[START OF RAW DATA]

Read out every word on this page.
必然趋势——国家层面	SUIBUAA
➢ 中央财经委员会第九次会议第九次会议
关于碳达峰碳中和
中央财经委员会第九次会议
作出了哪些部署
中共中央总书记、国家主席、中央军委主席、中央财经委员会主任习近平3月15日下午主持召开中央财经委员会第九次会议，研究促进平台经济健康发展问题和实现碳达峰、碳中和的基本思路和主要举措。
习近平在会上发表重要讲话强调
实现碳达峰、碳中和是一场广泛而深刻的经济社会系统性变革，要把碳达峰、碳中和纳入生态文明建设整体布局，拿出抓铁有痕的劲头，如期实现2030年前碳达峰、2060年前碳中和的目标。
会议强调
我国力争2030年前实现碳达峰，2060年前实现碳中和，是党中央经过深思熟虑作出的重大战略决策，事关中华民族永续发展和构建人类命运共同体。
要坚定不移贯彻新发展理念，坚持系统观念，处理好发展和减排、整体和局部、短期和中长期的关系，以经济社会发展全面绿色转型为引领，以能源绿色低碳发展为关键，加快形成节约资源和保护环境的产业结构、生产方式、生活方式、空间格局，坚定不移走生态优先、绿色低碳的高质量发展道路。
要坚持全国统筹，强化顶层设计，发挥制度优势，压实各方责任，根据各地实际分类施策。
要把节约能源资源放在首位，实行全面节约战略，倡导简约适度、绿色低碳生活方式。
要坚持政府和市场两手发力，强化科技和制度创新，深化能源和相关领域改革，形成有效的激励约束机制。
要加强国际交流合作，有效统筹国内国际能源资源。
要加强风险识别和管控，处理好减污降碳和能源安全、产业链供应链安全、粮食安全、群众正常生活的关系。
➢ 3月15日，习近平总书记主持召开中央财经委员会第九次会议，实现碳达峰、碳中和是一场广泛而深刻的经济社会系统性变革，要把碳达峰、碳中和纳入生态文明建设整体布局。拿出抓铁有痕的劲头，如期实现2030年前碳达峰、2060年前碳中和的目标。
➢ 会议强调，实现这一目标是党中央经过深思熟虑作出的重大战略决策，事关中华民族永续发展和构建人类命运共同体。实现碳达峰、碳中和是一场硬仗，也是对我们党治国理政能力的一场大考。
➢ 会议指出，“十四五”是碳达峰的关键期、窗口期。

[END OF RAW DATA]

* _INSTRUCTIONS FOR THE TASK_
In this exercise, repeat all entries exactly.

* _THE SOLUTION_
Read out every word on this page.
必然趋势——国家层面	SUIBUAA
➢ 中央财经委员会第九次会议第九次会议
关于碳达峰碳中和
中央财经委员会第九次会议
作出了哪些部署
中共中央总书记、国家主席、中央军委主席、中央财经委员会主任习近平3月15日下午主持召开中央财经委员会第九次会议，研究促进平台经济健康发展问题和实现碳达峰、碳中和的基本思路和主要举措。
习近平在会上发表重要讲话强调
实现碳达峰、碳中和是一场广泛而深刻的经济社会系统性变革，要把碳达峰、碳中和纳入生态文明建设整体布局，拿出抓铁有痕的劲头，如期实现2030年前碳达峰、2060年前碳中和的目标。
会议强调
我国力争2030年前实现碳达峰，2060年前实现碳中和，是党中央经过深思熟虑作出的重大战略决策，事关中华民族永续发展和构建人类命运共同体。
要坚定不移贯彻新发展理念，坚持系统观念，处理好发展和减排、整体和局部、短期和中长期的关系，以经济社会发展全面绿色转型为引领，以能源绿色低碳发展为关键，加快形成节约资源和保护环境的产业结构、生产方式、生活方式、空间格局，坚定不移走生态优先、绿色低碳的高质量发展道路。
要坚持全国统筹，强化顶层设计，发挥制度优势，压实各方责任，根据各地实际分类施策。
要把节约能源资源放在首位，实行全面节约战略，倡导简约适度、绿色低碳生活方式。
要坚持政府和市场两手发力，强化科技和制度创新，深化能源和相关领域改革，形成有效的激励约束机制。
要加强国际交流合作，有效统筹国内国际能源资源。
要加强风险识别和管控，处理好减污降碳和能源安全、产业链供应链安全、粮食安全、群众正常生活的关系。
➢ 3月15日，习近平总书记主持召开中央财经委员会第九次会议，实现碳达峰、碳中和是一场广泛而深刻的经济社会系统性变革，要把碳达峰、碳中和纳入生态文明建设整体布局。拿出抓铁有痕的劲头，如期实现2030年前碳达峰、2060年前碳中和的目标。
➢ 会议强调，实现这一目标是党中央经过深思熟虑作出的重大战略决策，事关中华民族永续发展和构建人类命运共同体。实现碳达峰、碳中和是一场硬仗，也是对我们党治国理政能力的一场大考。
➢ 会议指出，“十四五”是碳达峰的关键期、窗口期。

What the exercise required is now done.